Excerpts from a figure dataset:
[START]

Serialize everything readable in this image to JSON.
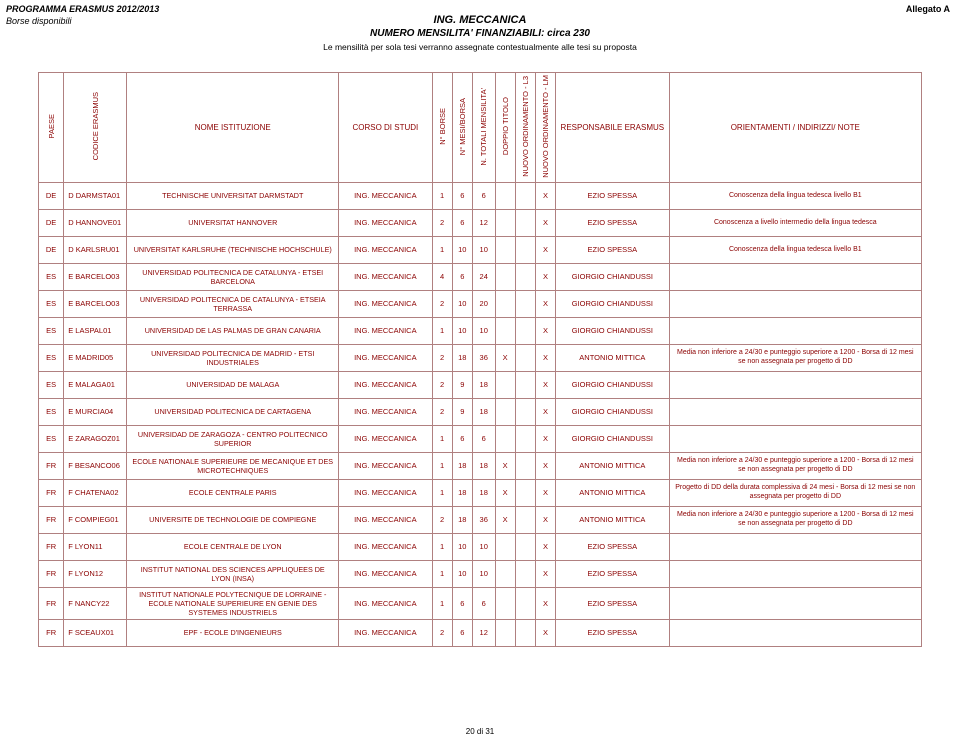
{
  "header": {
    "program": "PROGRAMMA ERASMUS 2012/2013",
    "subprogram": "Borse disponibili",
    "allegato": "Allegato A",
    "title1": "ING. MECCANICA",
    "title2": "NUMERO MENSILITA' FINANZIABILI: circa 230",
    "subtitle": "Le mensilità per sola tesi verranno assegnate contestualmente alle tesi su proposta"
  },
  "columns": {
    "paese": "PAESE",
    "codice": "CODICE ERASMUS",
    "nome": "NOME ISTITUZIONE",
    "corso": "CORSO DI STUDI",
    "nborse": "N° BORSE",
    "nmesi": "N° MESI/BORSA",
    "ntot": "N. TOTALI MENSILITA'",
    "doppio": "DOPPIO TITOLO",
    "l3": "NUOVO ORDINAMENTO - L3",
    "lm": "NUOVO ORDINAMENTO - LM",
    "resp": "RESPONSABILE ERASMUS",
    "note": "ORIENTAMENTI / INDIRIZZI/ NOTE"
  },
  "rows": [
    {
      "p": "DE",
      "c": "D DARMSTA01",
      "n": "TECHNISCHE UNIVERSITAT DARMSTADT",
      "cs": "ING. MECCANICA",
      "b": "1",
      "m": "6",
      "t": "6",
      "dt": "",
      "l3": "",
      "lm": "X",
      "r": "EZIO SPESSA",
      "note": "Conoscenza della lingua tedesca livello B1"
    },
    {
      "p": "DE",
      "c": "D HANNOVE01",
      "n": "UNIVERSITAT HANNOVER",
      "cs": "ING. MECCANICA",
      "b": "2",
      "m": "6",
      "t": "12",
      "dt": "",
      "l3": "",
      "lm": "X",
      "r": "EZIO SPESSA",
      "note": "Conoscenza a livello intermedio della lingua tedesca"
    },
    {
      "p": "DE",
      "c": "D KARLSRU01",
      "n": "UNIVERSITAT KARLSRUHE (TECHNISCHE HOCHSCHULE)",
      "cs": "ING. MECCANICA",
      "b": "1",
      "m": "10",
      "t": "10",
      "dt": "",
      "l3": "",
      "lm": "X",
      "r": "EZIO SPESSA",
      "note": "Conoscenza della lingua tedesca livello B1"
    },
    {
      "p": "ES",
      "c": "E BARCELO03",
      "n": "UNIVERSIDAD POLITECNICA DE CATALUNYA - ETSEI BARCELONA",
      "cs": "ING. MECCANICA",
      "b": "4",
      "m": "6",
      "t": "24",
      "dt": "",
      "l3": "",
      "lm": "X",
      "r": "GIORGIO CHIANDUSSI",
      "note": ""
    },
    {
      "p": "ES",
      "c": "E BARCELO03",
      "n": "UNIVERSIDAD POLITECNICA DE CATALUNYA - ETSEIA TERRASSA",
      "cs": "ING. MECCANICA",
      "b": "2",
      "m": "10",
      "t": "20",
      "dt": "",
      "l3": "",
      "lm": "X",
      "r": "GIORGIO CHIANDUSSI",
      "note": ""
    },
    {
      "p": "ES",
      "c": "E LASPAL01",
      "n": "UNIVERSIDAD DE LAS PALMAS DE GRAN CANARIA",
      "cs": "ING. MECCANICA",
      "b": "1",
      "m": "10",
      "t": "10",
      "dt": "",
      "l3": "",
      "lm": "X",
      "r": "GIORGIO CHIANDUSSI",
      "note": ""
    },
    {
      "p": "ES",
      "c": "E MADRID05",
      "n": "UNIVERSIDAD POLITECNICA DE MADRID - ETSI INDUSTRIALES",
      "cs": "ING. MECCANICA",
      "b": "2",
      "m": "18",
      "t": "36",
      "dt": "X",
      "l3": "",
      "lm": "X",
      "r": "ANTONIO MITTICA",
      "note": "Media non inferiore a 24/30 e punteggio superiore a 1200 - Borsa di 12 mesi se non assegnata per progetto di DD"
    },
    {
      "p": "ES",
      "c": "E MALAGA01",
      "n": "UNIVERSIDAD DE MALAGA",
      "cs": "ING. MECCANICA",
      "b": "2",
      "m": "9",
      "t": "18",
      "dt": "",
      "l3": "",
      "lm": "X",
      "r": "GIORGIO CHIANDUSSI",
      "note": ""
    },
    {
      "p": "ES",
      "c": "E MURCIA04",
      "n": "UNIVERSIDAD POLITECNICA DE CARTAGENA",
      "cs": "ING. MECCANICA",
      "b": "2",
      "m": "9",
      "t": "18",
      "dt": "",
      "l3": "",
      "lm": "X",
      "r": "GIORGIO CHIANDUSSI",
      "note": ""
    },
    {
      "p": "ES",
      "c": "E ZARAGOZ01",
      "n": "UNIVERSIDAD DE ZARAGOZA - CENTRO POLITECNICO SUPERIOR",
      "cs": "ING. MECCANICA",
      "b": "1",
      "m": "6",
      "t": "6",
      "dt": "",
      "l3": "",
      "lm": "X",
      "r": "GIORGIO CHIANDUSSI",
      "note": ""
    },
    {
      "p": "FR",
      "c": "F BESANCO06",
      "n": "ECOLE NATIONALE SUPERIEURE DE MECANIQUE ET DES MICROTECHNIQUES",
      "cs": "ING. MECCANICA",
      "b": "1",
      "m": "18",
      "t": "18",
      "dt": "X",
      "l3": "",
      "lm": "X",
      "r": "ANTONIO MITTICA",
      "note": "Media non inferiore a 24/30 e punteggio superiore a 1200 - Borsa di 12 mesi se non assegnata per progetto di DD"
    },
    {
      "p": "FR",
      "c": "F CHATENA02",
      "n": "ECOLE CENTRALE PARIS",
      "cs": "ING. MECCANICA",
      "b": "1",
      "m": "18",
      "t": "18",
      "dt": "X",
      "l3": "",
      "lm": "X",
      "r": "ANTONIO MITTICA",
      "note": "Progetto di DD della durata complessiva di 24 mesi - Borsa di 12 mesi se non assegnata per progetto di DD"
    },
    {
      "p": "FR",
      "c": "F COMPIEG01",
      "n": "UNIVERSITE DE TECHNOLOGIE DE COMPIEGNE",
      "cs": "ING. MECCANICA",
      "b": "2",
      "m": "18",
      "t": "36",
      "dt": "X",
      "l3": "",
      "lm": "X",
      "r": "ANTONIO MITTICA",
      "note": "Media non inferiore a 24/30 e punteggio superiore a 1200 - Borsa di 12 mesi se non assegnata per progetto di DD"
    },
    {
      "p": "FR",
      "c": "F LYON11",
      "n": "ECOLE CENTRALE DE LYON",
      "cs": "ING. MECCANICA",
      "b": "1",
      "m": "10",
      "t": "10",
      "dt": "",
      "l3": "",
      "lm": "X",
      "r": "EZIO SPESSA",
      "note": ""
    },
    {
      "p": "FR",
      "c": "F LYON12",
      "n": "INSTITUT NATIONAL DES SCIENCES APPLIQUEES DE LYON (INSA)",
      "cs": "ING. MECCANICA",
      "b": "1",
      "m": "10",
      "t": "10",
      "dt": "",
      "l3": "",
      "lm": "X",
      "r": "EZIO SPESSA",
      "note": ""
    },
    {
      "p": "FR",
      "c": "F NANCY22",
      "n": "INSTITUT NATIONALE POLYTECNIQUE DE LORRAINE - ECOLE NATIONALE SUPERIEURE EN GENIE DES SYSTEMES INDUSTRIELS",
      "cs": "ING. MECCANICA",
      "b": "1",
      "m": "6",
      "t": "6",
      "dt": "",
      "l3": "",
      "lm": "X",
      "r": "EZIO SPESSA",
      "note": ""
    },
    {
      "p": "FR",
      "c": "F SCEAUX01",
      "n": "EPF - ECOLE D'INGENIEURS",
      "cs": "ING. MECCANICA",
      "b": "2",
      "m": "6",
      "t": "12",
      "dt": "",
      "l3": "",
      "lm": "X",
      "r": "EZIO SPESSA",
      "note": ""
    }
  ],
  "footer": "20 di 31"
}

[END]
[START]

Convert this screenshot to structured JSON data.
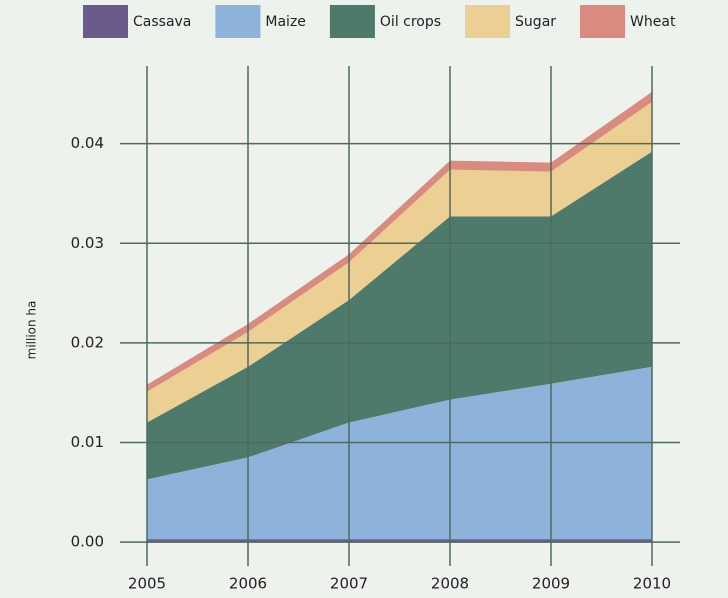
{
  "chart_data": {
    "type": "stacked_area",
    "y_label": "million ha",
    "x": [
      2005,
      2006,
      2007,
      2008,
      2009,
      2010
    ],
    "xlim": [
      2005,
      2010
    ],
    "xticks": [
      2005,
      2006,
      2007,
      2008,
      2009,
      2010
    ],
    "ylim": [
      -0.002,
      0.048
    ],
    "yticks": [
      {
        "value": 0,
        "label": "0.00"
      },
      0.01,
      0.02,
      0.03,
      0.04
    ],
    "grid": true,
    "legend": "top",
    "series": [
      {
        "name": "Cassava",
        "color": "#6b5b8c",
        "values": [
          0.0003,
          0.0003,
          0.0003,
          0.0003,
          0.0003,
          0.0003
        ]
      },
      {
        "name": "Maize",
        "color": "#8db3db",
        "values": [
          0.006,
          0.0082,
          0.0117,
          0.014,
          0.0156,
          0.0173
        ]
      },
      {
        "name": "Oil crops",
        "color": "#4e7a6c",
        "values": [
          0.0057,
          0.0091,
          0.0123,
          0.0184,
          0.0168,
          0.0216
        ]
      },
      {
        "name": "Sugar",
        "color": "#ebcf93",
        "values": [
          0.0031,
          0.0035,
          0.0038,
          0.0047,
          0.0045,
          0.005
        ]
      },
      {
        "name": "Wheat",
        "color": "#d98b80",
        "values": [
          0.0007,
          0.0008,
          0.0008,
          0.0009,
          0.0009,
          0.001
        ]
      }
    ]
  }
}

[END]
[START]

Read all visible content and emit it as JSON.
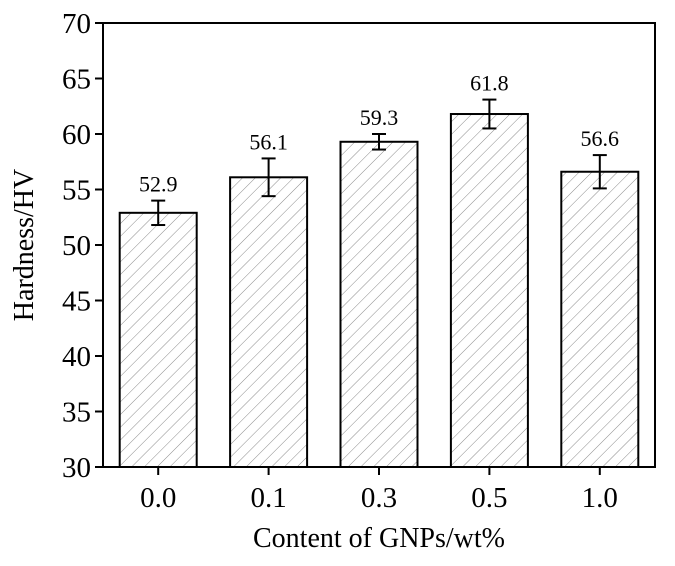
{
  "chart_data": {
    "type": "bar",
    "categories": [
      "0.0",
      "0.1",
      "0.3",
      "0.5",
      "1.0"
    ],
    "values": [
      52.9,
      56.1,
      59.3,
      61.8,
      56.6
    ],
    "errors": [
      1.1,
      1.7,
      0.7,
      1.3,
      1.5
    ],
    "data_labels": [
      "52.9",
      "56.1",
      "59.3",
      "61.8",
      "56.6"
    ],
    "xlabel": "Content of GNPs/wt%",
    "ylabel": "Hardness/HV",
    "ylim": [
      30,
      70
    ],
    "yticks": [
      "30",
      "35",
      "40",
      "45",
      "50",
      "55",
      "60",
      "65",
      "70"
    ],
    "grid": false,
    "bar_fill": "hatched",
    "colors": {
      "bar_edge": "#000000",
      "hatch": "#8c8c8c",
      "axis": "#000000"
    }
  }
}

[END]

| WORK INSTRUCTIONS |
Find every line that has "UNIVERSITAT" in it, then return those lines.

| OUTPUT |
      "n": "TECHNISCHE UNIVERSITAT DARMSTADT",
      "n": "UNIVERSITAT HANNOVER",
      "n": "UNIVERSITAT KARLSRUHE (TECHNISCHE HOCHSCHULE)",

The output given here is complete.